EXERCISE DIRECTIONS:
Where a line below holds the string "Expat", copy that line.

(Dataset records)

BEGIN

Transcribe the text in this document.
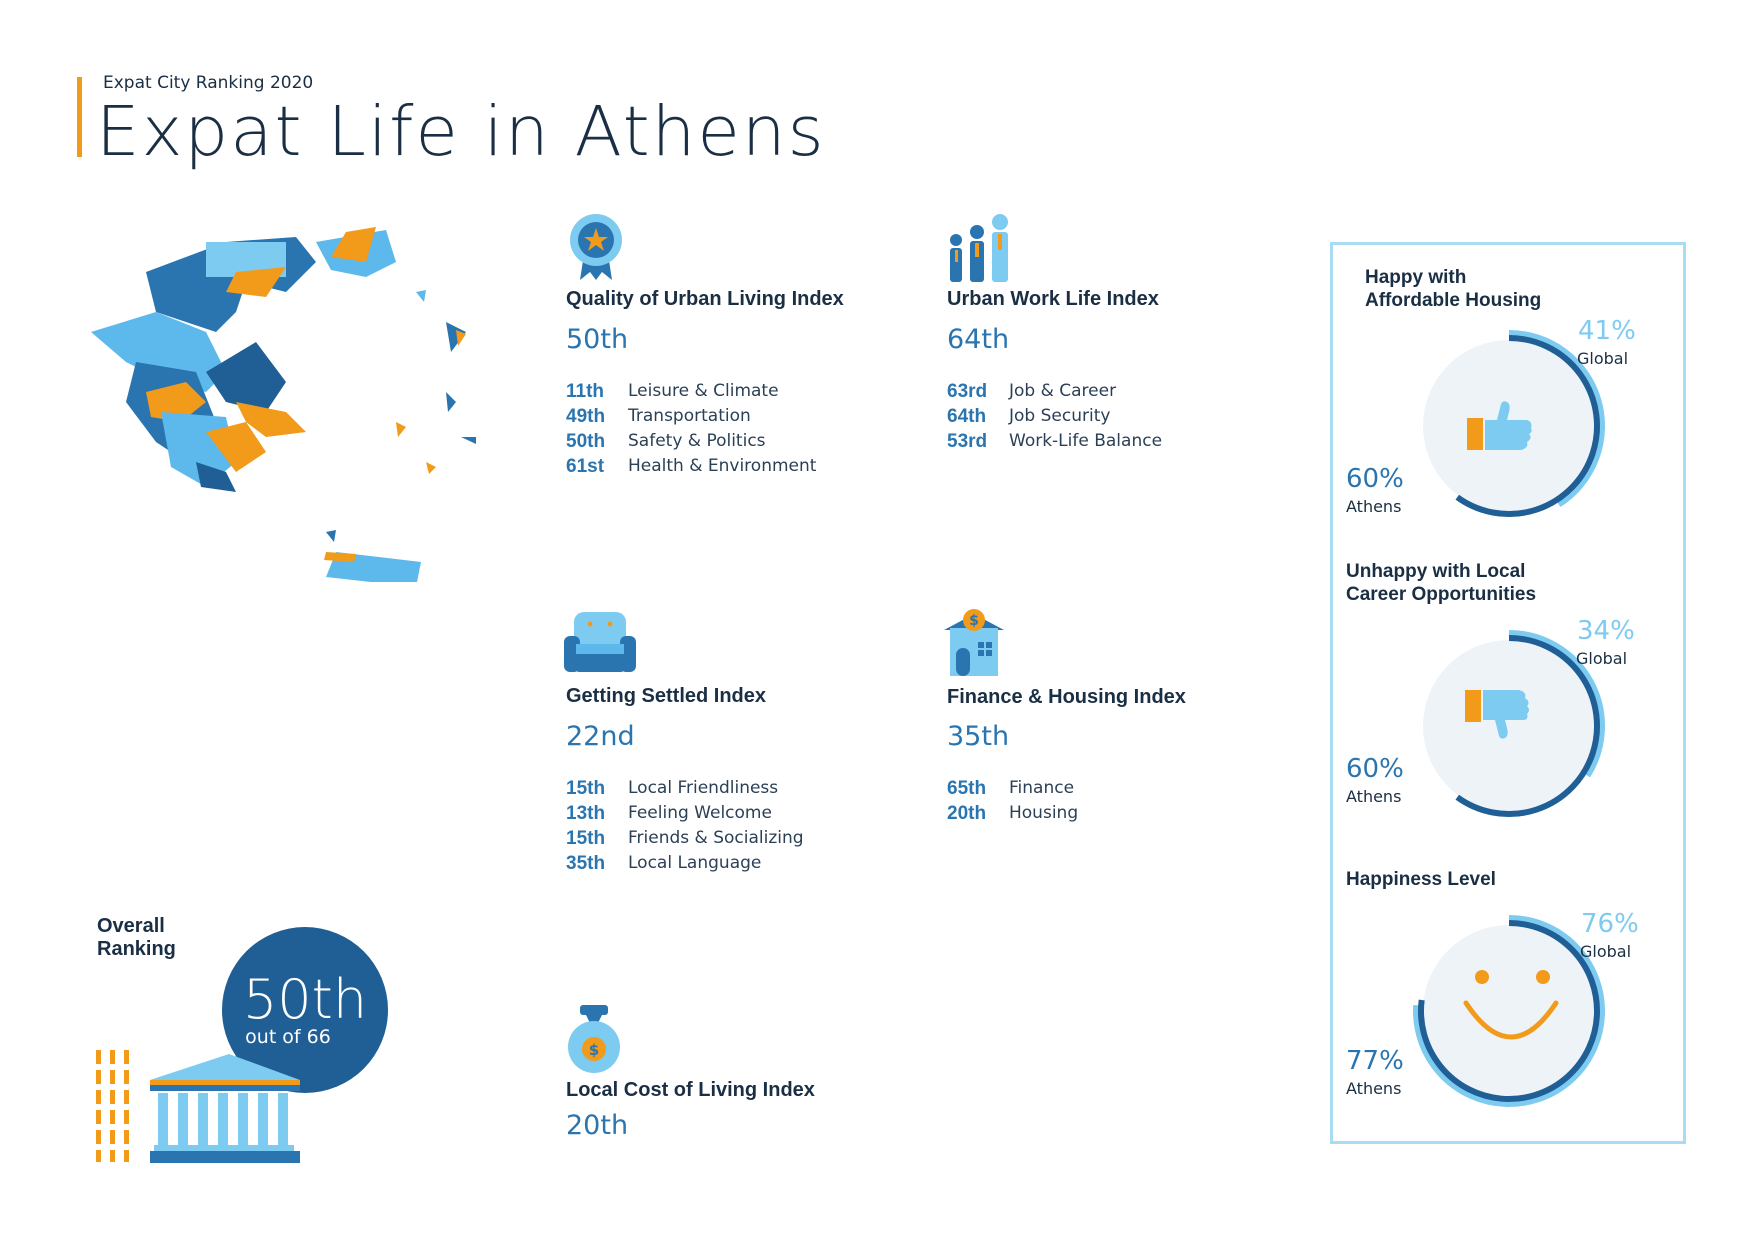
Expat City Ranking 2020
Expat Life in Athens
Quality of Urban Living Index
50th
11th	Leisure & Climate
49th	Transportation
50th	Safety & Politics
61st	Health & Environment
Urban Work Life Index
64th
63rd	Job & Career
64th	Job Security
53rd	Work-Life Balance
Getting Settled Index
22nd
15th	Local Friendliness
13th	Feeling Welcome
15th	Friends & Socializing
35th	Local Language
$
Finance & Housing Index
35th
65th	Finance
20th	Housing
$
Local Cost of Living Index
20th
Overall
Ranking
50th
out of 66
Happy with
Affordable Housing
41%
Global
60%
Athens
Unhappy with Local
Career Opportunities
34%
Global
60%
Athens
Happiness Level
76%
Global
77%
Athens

END

ANSWER FOR THIS EXERCISE:
Expat City Ranking 2020
Expat Life in Athens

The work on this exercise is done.